[Saved data entries]
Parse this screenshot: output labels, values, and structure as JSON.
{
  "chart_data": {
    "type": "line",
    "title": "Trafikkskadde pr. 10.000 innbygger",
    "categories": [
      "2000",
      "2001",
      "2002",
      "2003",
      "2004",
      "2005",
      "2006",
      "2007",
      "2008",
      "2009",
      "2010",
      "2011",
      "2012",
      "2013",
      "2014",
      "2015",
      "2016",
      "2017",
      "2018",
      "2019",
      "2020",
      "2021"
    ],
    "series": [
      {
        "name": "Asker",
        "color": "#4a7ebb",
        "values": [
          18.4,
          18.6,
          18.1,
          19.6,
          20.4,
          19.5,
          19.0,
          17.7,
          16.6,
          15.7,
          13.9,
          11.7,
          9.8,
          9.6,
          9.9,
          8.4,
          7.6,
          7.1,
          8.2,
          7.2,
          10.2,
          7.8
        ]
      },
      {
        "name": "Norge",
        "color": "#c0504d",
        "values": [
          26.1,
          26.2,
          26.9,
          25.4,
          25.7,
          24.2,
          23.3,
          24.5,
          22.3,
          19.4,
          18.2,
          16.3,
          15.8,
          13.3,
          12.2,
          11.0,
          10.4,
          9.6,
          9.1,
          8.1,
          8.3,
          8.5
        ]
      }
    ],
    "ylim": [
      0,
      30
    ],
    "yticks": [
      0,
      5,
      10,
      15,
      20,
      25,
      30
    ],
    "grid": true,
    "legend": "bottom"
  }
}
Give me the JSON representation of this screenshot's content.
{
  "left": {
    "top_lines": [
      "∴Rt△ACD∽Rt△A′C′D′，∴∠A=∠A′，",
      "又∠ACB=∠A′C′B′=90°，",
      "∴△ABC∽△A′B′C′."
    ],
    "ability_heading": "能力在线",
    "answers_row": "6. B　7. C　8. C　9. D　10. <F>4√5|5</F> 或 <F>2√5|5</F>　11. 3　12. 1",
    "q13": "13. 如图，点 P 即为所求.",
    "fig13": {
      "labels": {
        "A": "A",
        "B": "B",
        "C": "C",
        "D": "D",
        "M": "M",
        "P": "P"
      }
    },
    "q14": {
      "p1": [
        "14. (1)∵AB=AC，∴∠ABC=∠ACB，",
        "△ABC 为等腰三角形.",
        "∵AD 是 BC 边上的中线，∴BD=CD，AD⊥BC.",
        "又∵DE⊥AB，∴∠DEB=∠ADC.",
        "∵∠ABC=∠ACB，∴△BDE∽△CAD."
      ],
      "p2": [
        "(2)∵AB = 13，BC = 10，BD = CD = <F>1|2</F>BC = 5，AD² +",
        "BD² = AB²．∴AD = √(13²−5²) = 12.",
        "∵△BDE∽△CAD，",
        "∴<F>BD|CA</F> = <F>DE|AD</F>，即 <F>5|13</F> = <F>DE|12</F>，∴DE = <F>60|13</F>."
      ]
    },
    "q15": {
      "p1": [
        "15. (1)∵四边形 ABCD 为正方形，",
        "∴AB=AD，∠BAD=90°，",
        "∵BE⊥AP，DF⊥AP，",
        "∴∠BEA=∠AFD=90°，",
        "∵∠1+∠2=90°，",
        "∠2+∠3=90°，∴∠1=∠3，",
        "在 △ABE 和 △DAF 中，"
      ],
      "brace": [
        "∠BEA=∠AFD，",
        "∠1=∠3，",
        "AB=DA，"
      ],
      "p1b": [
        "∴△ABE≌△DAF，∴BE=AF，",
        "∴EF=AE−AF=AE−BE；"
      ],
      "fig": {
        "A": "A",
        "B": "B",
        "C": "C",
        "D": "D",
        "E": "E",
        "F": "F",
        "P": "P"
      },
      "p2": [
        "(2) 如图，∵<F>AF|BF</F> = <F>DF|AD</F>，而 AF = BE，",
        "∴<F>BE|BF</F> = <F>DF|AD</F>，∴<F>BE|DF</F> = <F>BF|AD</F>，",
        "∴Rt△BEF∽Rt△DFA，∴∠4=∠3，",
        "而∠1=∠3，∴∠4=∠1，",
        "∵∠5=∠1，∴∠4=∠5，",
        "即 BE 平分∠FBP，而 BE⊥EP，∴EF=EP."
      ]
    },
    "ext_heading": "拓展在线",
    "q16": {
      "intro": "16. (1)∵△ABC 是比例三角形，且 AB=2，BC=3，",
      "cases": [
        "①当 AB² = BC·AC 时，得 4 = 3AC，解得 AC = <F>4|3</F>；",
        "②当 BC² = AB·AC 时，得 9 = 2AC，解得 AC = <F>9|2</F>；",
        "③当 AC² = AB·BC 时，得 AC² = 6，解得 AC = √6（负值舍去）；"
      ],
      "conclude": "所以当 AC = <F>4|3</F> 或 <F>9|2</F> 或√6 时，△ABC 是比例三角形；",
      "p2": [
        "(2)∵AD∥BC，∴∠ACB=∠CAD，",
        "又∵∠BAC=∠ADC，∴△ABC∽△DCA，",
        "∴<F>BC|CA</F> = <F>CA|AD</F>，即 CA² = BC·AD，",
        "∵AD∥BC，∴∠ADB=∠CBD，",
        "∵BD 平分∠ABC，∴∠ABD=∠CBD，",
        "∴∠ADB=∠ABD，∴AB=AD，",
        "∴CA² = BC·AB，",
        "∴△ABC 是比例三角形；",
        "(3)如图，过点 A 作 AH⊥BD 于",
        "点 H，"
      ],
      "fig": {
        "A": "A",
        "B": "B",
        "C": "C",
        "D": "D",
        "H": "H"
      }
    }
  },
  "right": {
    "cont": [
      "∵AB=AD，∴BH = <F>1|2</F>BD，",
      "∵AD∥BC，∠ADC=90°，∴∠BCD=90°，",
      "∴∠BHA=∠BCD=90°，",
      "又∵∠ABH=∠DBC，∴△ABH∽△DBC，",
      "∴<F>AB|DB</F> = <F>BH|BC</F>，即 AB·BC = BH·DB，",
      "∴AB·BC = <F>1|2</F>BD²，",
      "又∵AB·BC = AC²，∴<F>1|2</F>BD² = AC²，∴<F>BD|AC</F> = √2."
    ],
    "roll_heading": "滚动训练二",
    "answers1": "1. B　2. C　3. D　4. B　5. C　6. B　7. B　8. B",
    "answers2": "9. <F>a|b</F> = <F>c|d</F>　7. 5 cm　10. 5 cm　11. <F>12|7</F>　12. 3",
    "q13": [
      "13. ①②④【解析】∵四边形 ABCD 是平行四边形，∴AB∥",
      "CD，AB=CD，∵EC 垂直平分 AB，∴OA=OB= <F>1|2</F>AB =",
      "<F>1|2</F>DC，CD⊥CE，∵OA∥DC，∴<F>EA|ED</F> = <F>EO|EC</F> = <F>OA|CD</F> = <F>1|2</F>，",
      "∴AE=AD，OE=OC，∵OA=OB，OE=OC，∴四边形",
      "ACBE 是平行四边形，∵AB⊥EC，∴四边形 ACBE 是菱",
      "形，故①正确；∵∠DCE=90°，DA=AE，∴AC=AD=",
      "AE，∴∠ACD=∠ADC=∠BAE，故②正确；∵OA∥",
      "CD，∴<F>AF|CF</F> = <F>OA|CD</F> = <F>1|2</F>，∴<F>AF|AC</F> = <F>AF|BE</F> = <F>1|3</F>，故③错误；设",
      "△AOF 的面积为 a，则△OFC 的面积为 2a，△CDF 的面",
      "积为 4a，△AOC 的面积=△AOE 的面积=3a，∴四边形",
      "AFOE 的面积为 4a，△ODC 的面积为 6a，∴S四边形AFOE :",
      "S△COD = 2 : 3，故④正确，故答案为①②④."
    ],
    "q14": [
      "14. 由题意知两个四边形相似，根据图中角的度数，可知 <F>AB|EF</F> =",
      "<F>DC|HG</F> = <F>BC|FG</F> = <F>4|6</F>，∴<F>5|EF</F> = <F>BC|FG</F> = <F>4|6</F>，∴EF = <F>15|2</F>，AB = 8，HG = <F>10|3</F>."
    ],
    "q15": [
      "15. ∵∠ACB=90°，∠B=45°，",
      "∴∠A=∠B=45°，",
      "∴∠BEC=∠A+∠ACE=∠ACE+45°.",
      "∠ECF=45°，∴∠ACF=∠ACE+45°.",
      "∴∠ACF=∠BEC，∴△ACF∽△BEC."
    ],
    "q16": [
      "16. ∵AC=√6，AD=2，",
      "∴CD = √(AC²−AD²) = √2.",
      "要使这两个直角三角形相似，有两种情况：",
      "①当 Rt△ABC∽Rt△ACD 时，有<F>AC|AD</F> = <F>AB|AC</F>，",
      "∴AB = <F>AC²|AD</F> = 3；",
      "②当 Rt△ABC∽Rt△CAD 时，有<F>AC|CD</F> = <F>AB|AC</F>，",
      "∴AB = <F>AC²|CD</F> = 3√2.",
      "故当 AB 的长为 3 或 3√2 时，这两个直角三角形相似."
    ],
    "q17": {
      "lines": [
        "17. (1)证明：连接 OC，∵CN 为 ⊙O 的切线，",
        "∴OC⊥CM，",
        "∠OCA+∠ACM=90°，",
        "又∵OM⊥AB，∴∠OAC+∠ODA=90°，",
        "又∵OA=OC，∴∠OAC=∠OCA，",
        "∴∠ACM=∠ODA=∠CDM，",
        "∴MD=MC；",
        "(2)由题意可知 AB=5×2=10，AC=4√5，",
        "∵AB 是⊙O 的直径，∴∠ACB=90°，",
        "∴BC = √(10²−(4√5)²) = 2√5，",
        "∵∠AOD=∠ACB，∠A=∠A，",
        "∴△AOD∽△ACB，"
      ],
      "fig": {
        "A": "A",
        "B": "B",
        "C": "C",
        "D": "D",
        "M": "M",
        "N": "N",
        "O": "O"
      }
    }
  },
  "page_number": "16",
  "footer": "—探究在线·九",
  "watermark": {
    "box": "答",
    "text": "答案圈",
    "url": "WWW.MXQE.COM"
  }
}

WHAT IS EXPECTED:
Look over the records above and copy each line that includes the string "labels".

THE OUTPUT:
Parse this screenshot: output labels, values, and structure as JSON.
      "labels": {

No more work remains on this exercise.